Exercise —
Output the full listing below exactly, without the pictures.

Information shown —
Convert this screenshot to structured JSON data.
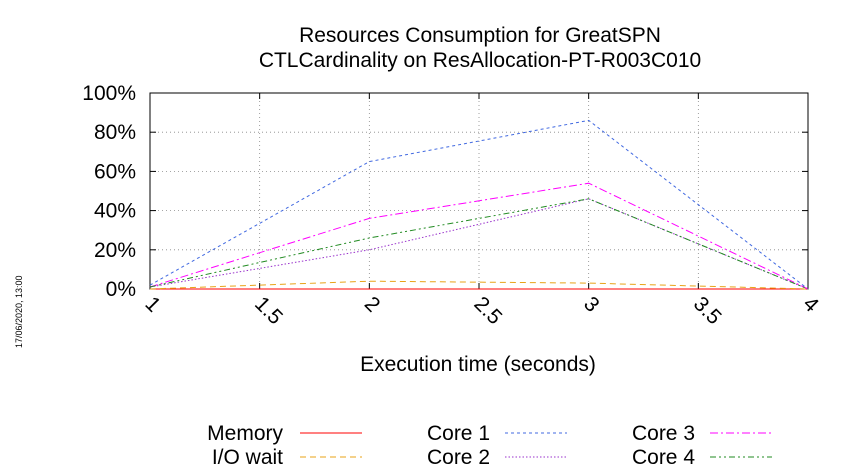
{
  "chart_data": {
    "type": "line",
    "title": "Resources Consumption for GreatSPN",
    "subtitle": "CTLCardinality on ResAllocation-PT-R003C010",
    "xlabel": "Execution time (seconds)",
    "ylabel": "",
    "xlim": [
      1,
      4
    ],
    "ylim": [
      0,
      100
    ],
    "x_ticks": [
      "1",
      "1.5",
      "2",
      "2.5",
      "3",
      "3.5",
      "4"
    ],
    "y_ticks": [
      "0%",
      "20%",
      "40%",
      "60%",
      "80%",
      "100%"
    ],
    "grid": true,
    "legend_position": "bottom",
    "series": [
      {
        "name": "Memory",
        "color": "#ff0000",
        "dash": "solid",
        "x": [
          1,
          2,
          3,
          4
        ],
        "y": [
          0,
          0,
          0,
          0
        ]
      },
      {
        "name": "I/O wait",
        "color": "#e8a317",
        "dash": "dashed",
        "x": [
          1,
          2,
          3,
          4
        ],
        "y": [
          0,
          4,
          3,
          0
        ]
      },
      {
        "name": "Core 1",
        "color": "#4169e1",
        "dash": "dotted-dash",
        "x": [
          1,
          2,
          3,
          4
        ],
        "y": [
          2,
          65,
          86,
          0
        ]
      },
      {
        "name": "Core 2",
        "color": "#9932cc",
        "dash": "dotted",
        "x": [
          1,
          2,
          3,
          4
        ],
        "y": [
          1,
          20,
          46,
          0
        ]
      },
      {
        "name": "Core 3",
        "color": "#ff00ff",
        "dash": "dash-dot",
        "x": [
          1,
          2,
          3,
          4
        ],
        "y": [
          1,
          36,
          54,
          0
        ]
      },
      {
        "name": "Core 4",
        "color": "#228b22",
        "dash": "dash-dot-dot",
        "x": [
          1,
          2,
          3,
          4
        ],
        "y": [
          1,
          26,
          46,
          0
        ]
      }
    ]
  },
  "timestamp": "17/06/2020, 13:00"
}
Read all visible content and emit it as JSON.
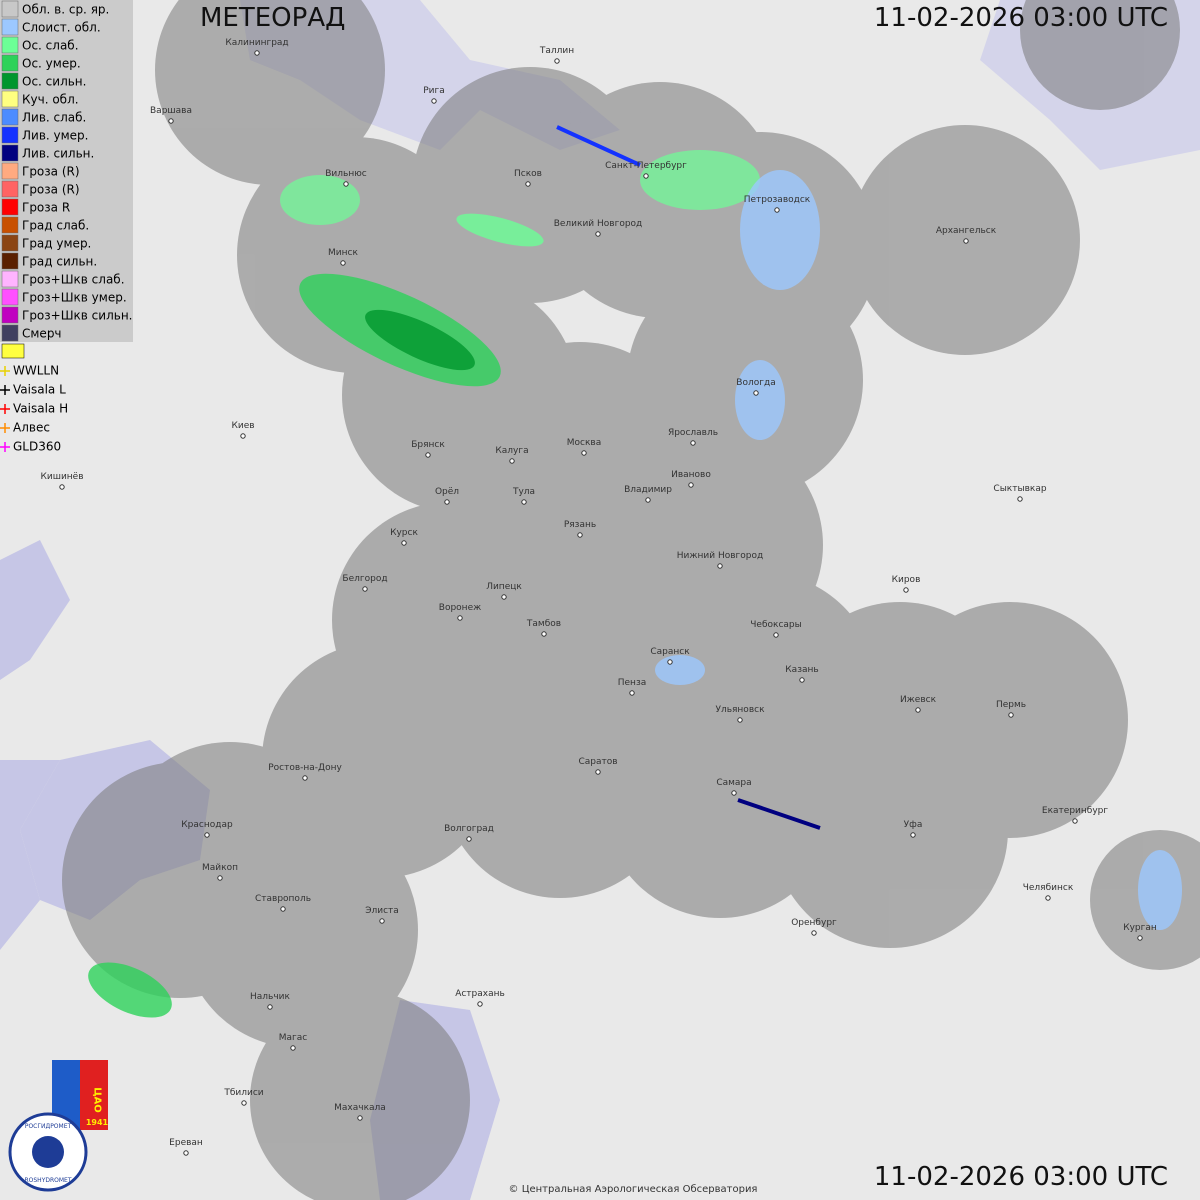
{
  "header": {
    "title": "МЕТЕОРАД",
    "timestamp": "11-02-2026  03:00 UTC"
  },
  "footer": {
    "timestamp": "11-02-2026  03:00 UTC",
    "copyright": "© Центральная Аэрологическая Обсерватория"
  },
  "legend": {
    "items": [
      {
        "label": "Обл. в. ср. яр.",
        "color": "#c8c8c8"
      },
      {
        "label": "Слоист. обл.",
        "color": "#9cc8ff"
      },
      {
        "label": "Ос. слаб.",
        "color": "#6cff96"
      },
      {
        "label": "Ос. умер.",
        "color": "#2dd25a"
      },
      {
        "label": "Ос. сильн.",
        "color": "#00962d"
      },
      {
        "label": "Куч. обл.",
        "color": "#ffff80"
      },
      {
        "label": "Лив. слаб.",
        "color": "#4d8cff"
      },
      {
        "label": "Лив. умер.",
        "color": "#1432ff"
      },
      {
        "label": "Лив. сильн.",
        "color": "#000080"
      },
      {
        "label": "Гроза (R)",
        "color": "#ffaa80"
      },
      {
        "label": "Гроза (R)",
        "color": "#ff6464"
      },
      {
        "label": "Гроза R",
        "color": "#ff0000"
      },
      {
        "label": "Град слаб.",
        "color": "#c85000"
      },
      {
        "label": "Град умер.",
        "color": "#8b4513"
      },
      {
        "label": "Град сильн.",
        "color": "#5a2000"
      },
      {
        "label": "Гроз+Шкв слаб.",
        "color": "#ffb4ff"
      },
      {
        "label": "Гроз+Шкв умер.",
        "color": "#ff50ff"
      },
      {
        "label": "Гроз+Шкв сильн.",
        "color": "#c000c0"
      },
      {
        "label": "Смерч",
        "color": "#404060"
      }
    ],
    "lightning": [
      {
        "label": "WWLLN",
        "color": "#e8d000"
      },
      {
        "label": "Vaisala L",
        "color": "#000000"
      },
      {
        "label": "Vaisala H",
        "color": "#ff0000"
      },
      {
        "label": "Алвес",
        "color": "#ff8c00"
      },
      {
        "label": "GLD360",
        "color": "#ff00ff"
      }
    ]
  },
  "cities": [
    "Калининград",
    "Таллин",
    "Рига",
    "Варшава",
    "Вильнюс",
    "Псков",
    "Санкт-Петербург",
    "Петрозаводск",
    "Архангельск",
    "Великий Новгород",
    "Минск",
    "Вологда",
    "Киев",
    "Брянск",
    "Калуга",
    "Москва",
    "Ярославль",
    "Иваново",
    "Кишинёв",
    "Орёл",
    "Тула",
    "Владимир",
    "Сыктывкар",
    "Рязань",
    "Курск",
    "Нижний Новгород",
    "Белгород",
    "Липецк",
    "Киров",
    "Воронеж",
    "Тамбов",
    "Чебоксары",
    "Саранск",
    "Пенза",
    "Казань",
    "Ижевск",
    "Пермь",
    "Ульяновск",
    "Ростов-на-Дону",
    "Саратов",
    "Самара",
    "Екатеринбург",
    "Краснодар",
    "Волгоград",
    "Уфа",
    "Майкоп",
    "Челябинск",
    "Ставрополь",
    "Элиста",
    "Оренбург",
    "Курган",
    "Астрахань",
    "Нальчик",
    "Магас",
    "Тбилиси",
    "Махачкала",
    "Ереван"
  ],
  "logo": {
    "name_ru": "РОСГИДРОМЕТ",
    "name_en": "ROSHYDROMET",
    "org": "ЦАО",
    "year": "1941"
  }
}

Final result —
Convert this screenshot to structured JSON data.
{
  "chart_data": {
    "type": "line",
    "title": "Resources Consumption for GreatSPN",
    "subtitle": "CTLCardinality on ResAllocation-PT-R003C010",
    "xlabel": "Execution time (seconds)",
    "ylabel": "",
    "xlim": [
      1,
      4
    ],
    "ylim": [
      0,
      100
    ],
    "x_ticks": [
      "1",
      "1.5",
      "2",
      "2.5",
      "3",
      "3.5",
      "4"
    ],
    "y_ticks": [
      "0%",
      "20%",
      "40%",
      "60%",
      "80%",
      "100%"
    ],
    "grid": true,
    "legend_position": "bottom",
    "series": [
      {
        "name": "Memory",
        "color": "#ff0000",
        "dash": "solid",
        "x": [
          1,
          2,
          3,
          4
        ],
        "y": [
          0,
          0,
          0,
          0
        ]
      },
      {
        "name": "I/O wait",
        "color": "#e8a317",
        "dash": "dashed",
        "x": [
          1,
          2,
          3,
          4
        ],
        "y": [
          0,
          4,
          3,
          0
        ]
      },
      {
        "name": "Core 1",
        "color": "#4169e1",
        "dash": "dotted-dash",
        "x": [
          1,
          2,
          3,
          4
        ],
        "y": [
          2,
          65,
          86,
          0
        ]
      },
      {
        "name": "Core 2",
        "color": "#9932cc",
        "dash": "dotted",
        "x": [
          1,
          2,
          3,
          4
        ],
        "y": [
          1,
          20,
          46,
          0
        ]
      },
      {
        "name": "Core 3",
        "color": "#ff00ff",
        "dash": "dash-dot",
        "x": [
          1,
          2,
          3,
          4
        ],
        "y": [
          1,
          36,
          54,
          0
        ]
      },
      {
        "name": "Core 4",
        "color": "#228b22",
        "dash": "dash-dot-dot",
        "x": [
          1,
          2,
          3,
          4
        ],
        "y": [
          1,
          26,
          46,
          0
        ]
      }
    ]
  },
  "timestamp": "17/06/2020, 13:00"
}
Read all visible content and emit it as JSON.
{
  "header": {
    "title": "МЕТЕОРАД",
    "timestamp": "11-02-2026  03:00 UTC"
  },
  "footer": {
    "timestamp": "11-02-2026  03:00 UTC",
    "copyright": "© Центральная Аэрологическая Обсерватория"
  },
  "legend": {
    "items": [
      {
        "label": "Обл. в. ср. яр.",
        "color": "#c8c8c8"
      },
      {
        "label": "Слоист. обл.",
        "color": "#9cc8ff"
      },
      {
        "label": "Ос. слаб.",
        "color": "#6cff96"
      },
      {
        "label": "Ос. умер.",
        "color": "#2dd25a"
      },
      {
        "label": "Ос. сильн.",
        "color": "#00962d"
      },
      {
        "label": "Куч. обл.",
        "color": "#ffff80"
      },
      {
        "label": "Лив. слаб.",
        "color": "#4d8cff"
      },
      {
        "label": "Лив. умер.",
        "color": "#1432ff"
      },
      {
        "label": "Лив. сильн.",
        "color": "#000080"
      },
      {
        "label": "Гроза (R)",
        "color": "#ffaa80"
      },
      {
        "label": "Гроза (R)",
        "color": "#ff6464"
      },
      {
        "label": "Гроза R",
        "color": "#ff0000"
      },
      {
        "label": "Град слаб.",
        "color": "#c85000"
      },
      {
        "label": "Град умер.",
        "color": "#8b4513"
      },
      {
        "label": "Град сильн.",
        "color": "#5a2000"
      },
      {
        "label": "Гроз+Шкв слаб.",
        "color": "#ffb4ff"
      },
      {
        "label": "Гроз+Шкв умер.",
        "color": "#ff50ff"
      },
      {
        "label": "Гроз+Шкв сильн.",
        "color": "#c000c0"
      },
      {
        "label": "Смерч",
        "color": "#404060"
      }
    ],
    "lightning": [
      {
        "label": "WWLLN",
        "color": "#e8d000"
      },
      {
        "label": "Vaisala L",
        "color": "#000000"
      },
      {
        "label": "Vaisala H",
        "color": "#ff0000"
      },
      {
        "label": "Алвес",
        "color": "#ff8c00"
      },
      {
        "label": "GLD360",
        "color": "#ff00ff"
      }
    ]
  },
  "cities": [
    "Калининград",
    "Таллин",
    "Рига",
    "Варшава",
    "Вильнюс",
    "Псков",
    "Санкт-Петербург",
    "Петрозаводск",
    "Архангельск",
    "Великий Новгород",
    "Минск",
    "Вологда",
    "Киев",
    "Брянск",
    "Калуга",
    "Москва",
    "Ярославль",
    "Иваново",
    "Кишинёв",
    "Орёл",
    "Тула",
    "Владимир",
    "Сыктывкар",
    "Рязань",
    "Курск",
    "Нижний Новгород",
    "Белгород",
    "Липецк",
    "Киров",
    "Воронеж",
    "Тамбов",
    "Чебоксары",
    "Саранск",
    "Пенза",
    "Казань",
    "Ижевск",
    "Пермь",
    "Ульяновск",
    "Ростов-на-Дону",
    "Саратов",
    "Самара",
    "Екатеринбург",
    "Краснодар",
    "Волгоград",
    "Уфа",
    "Майкоп",
    "Челябинск",
    "Ставрополь",
    "Элиста",
    "Оренбург",
    "Курган",
    "Астрахань",
    "Нальчик",
    "Магас",
    "Тбилиси",
    "Махачкала",
    "Ереван"
  ],
  "logo": {
    "name_ru": "РОСГИДРОМЕТ",
    "name_en": "ROSHYDROMET",
    "org": "ЦАО",
    "year": "1941"
  }
}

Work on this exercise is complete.